## Written request:
Find each line containing the string "Cecilia" and return it.

## Entries provided:
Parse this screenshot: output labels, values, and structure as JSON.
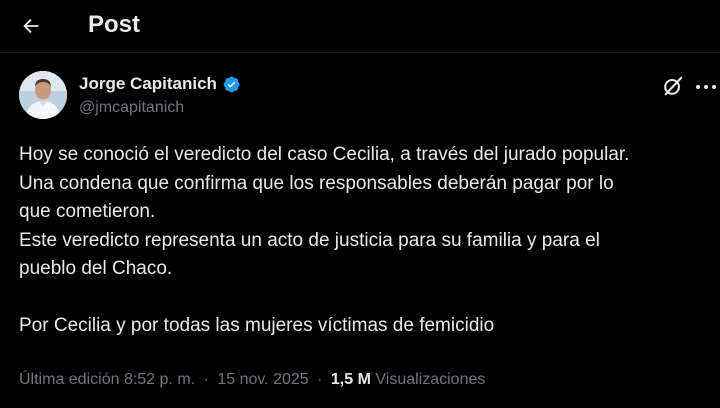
{
  "header": {
    "title": "Post",
    "back_icon": "arrow-left-icon"
  },
  "author": {
    "name": "Jorge Capitanich",
    "handle": "@jmcapitanich",
    "verified": true,
    "verified_color": "#1d9bf0",
    "avatar_icon": "profile-photo"
  },
  "actions": {
    "grok_icon": "grok-icon",
    "more_icon": "more-horizontal-icon"
  },
  "post": {
    "paragraph1_line1": "Hoy se conoció el veredicto del caso Cecilia, a través del jurado popular.",
    "paragraph1_line2": "Una condena que confirma que los responsables deberán pagar por lo",
    "paragraph1_line3": "que cometieron.",
    "paragraph2_line1": "Este veredicto representa un acto de justicia para su familia y para el",
    "paragraph2_line2": "pueblo del Chaco.",
    "paragraph3": "Por Cecilia y por todas las mujeres víctimas de femicidio"
  },
  "meta": {
    "edited_label": "Última edición",
    "time": "8:52 p. m.",
    "separator": "·",
    "date": "15 nov. 2025",
    "views_count": "1,5 M",
    "views_label": "Visualizaciones"
  },
  "colors": {
    "background": "#000000",
    "text": "#e7e9ea",
    "secondary": "#71767b",
    "accent": "#1d9bf0"
  }
}
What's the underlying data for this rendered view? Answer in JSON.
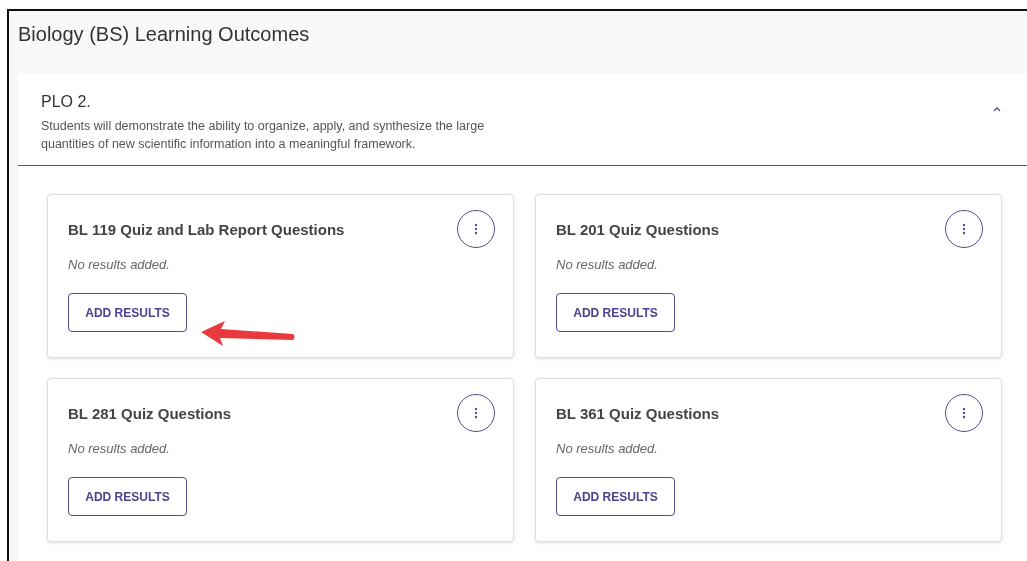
{
  "page": {
    "title": "Biology (BS) Learning Outcomes"
  },
  "outcome": {
    "label": "PLO 2.",
    "description": "Students will demonstrate the ability to organize, apply, and synthesize the large quantities of new scientific information into a meaningful framework.",
    "expanded": true
  },
  "cards": [
    {
      "title": "BL 119 Quiz and Lab Report Questions",
      "status": "No results added.",
      "button": "ADD RESULTS"
    },
    {
      "title": "BL 201 Quiz Questions",
      "status": "No results added.",
      "button": "ADD RESULTS"
    },
    {
      "title": "BL 281 Quiz Questions",
      "status": "No results added.",
      "button": "ADD RESULTS"
    },
    {
      "title": "BL 361 Quiz Questions",
      "status": "No results added.",
      "button": "ADD RESULTS"
    }
  ]
}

## Result for this task:
    "paragraph1_line1": "Hoy se conoció el veredicto del caso Cecilia, a través del jurado popular.",
    "paragraph3": "Por Cecilia y por todas las mujeres víctimas de femicidio"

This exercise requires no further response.